Exercise: Take the records underneath and set them down exactly.

Listed records:
━━━━━━━━━━━━━━━━━━━━

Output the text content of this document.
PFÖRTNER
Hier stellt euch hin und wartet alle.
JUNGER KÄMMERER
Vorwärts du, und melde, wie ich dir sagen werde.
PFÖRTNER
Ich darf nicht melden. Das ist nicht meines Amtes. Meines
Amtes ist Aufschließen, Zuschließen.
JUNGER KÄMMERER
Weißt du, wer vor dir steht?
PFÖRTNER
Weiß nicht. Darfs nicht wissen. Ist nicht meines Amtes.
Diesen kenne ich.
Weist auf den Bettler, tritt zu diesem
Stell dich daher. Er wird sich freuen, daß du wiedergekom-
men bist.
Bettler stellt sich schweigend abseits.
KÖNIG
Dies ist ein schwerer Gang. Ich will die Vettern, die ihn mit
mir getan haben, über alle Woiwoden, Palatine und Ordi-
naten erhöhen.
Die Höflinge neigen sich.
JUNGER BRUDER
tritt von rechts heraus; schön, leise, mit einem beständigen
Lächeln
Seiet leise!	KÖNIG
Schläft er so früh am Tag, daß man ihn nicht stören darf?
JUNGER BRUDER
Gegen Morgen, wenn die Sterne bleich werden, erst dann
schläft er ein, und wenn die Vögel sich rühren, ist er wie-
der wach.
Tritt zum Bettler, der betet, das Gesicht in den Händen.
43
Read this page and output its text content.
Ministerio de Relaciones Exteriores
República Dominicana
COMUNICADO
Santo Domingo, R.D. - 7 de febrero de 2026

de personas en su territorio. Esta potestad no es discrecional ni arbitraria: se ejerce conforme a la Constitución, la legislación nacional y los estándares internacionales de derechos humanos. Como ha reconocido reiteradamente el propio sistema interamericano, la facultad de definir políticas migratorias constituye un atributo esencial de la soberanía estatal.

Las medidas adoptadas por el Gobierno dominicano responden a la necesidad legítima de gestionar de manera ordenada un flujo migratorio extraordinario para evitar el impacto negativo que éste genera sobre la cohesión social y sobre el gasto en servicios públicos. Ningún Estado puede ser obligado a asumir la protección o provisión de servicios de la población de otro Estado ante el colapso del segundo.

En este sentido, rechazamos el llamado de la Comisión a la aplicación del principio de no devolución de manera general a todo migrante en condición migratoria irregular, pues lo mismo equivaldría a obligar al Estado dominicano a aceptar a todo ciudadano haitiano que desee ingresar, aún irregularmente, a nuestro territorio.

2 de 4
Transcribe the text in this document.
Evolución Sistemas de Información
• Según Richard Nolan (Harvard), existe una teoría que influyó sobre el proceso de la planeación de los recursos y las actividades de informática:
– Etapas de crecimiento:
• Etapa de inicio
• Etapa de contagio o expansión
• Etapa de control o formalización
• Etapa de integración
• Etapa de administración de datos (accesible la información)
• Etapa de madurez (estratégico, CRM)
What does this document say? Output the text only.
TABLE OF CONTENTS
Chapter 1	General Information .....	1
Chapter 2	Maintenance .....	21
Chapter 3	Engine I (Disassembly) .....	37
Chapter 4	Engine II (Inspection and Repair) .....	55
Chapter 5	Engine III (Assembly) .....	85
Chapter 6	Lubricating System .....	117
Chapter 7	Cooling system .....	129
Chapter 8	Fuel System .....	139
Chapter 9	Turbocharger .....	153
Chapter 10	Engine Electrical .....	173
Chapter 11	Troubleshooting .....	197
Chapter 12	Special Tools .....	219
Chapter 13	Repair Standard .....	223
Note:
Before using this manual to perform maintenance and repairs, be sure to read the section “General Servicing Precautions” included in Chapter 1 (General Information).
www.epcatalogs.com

━━━━━━━━━━━━━━━━━━━━

Result of this task:
Output the text content of this document.
PFÖRTNER
Hier stellt euch hin und wartet alle.
JUNGER KÄMMERER
Vorwärts du, und melde, wie ich dir sagen werde.
PFÖRTNER
Ich darf nicht melden. Das ist nicht meines Amtes. Meines
Amtes ist Aufschließen, Zuschließen.
JUNGER KÄMMERER
Weißt du, wer vor dir steht?
PFÖRTNER
Weiß nicht. Darfs nicht wissen. Ist nicht meines Amtes.
Diesen kenne ich.
Weist auf den Bettler, tritt zu diesem
Stell dich daher. Er wird sich freuen, daß du wiedergekom-
men bist.
Bettler stellt sich schweigend abseits.
KÖNIG
Dies ist ein schwerer Gang. Ich will die Vettern, die ihn mit
mir getan haben, über alle Woiwoden, Palatine und Ordi-
naten erhöhen.
Die Höflinge neigen sich.
JUNGER BRUDER
tritt von rechts heraus; schön, leise, mit einem beständigen
Lächeln
Seiet leise!	KÖNIG
Schläft er so früh am Tag, daß man ihn nicht stören darf?
JUNGER BRUDER
Gegen Morgen, wenn die Sterne bleich werden, erst dann
schläft er ein, und wenn die Vögel sich rühren, ist er wie-
der wach.
Tritt zum Bettler, der betet, das Gesicht in den Händen.
43
Read this page and output its text content.
Ministerio de Relaciones Exteriores
República Dominicana
COMUNICADO
Santo Domingo, R.D. - 7 de febrero de 2026

de personas en su territorio. Esta potestad no es discrecional ni arbitraria: se ejerce conforme a la Constitución, la legislación nacional y los estándares internacionales de derechos humanos. Como ha reconocido reiteradamente el propio sistema interamericano, la facultad de definir políticas migratorias constituye un atributo esencial de la soberanía estatal.

Las medidas adoptadas por el Gobierno dominicano responden a la necesidad legítima de gestionar de manera ordenada un flujo migratorio extraordinario para evitar el impacto negativo que éste genera sobre la cohesión social y sobre el gasto en servicios públicos. Ningún Estado puede ser obligado a asumir la protección o provisión de servicios de la población de otro Estado ante el colapso del segundo.

En este sentido, rechazamos el llamado de la Comisión a la aplicación del principio de no devolución de manera general a todo migrante en condición migratoria irregular, pues lo mismo equivaldría a obligar al Estado dominicano a aceptar a todo ciudadano haitiano que desee ingresar, aún irregularmente, a nuestro territorio.

2 de 4
Transcribe the text in this document.
Evolución Sistemas de Información
• Según Richard Nolan (Harvard), existe una teoría que influyó sobre el proceso de la planeación de los recursos y las actividades de informática:
– Etapas de crecimiento:
• Etapa de inicio
• Etapa de contagio o expansión
• Etapa de control o formalización
• Etapa de integración
• Etapa de administración de datos (accesible la información)
• Etapa de madurez (estratégico, CRM)
What does this document say? Output the text only.
TABLE OF CONTENTS
Chapter 1	General Information .....	1
Chapter 2	Maintenance .....	21
Chapter 3	Engine I (Disassembly) .....	37
Chapter 4	Engine II (Inspection and Repair) .....	55
Chapter 5	Engine III (Assembly) .....	85
Chapter 6	Lubricating System .....	117
Chapter 7	Cooling system .....	129
Chapter 8	Fuel System .....	139
Chapter 9	Turbocharger .....	153
Chapter 10	Engine Electrical .....	173
Chapter 11	Troubleshooting .....	197
Chapter 12	Special Tools .....	219
Chapter 13	Repair Standard .....	223
Note:
Before using this manual to perform maintenance and repairs, be sure to read the section “General Servicing Precautions” included in Chapter 1 (General Information).
www.epcatalogs.com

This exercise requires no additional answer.